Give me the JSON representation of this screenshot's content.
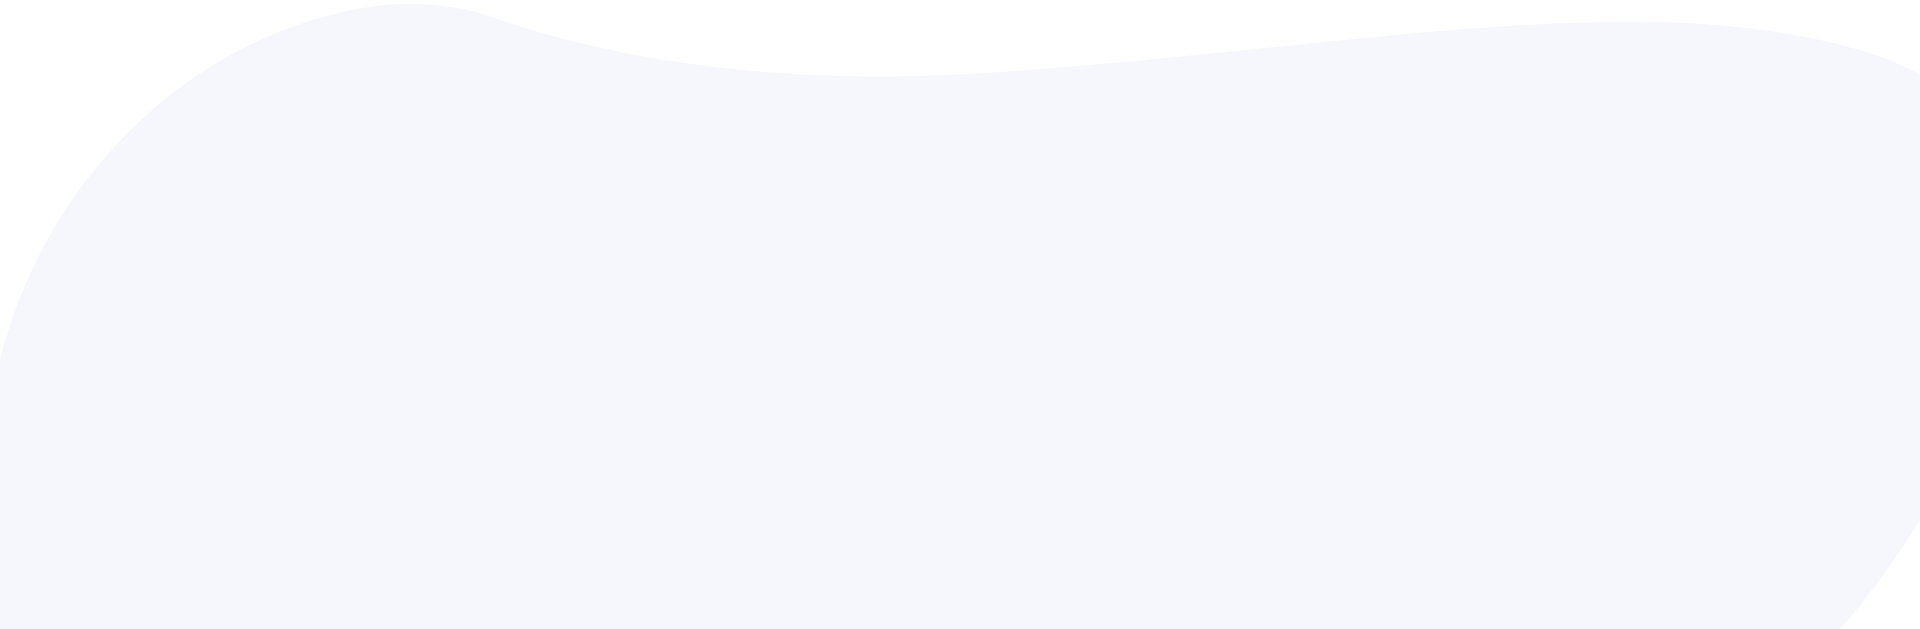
{
  "background": {
    "page_color": "#ffffff",
    "blob_color": "#f6f7fc"
  }
}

■ ■ ■ ■

## What to do
Print all of the records shown above exactly, leaving out each picture.

## Task response
Give me the JSON representation of this screenshot's content.
{
  "background": {
    "page_color": "#ffffff",
    "blob_color": "#f6f7fc"
  }
}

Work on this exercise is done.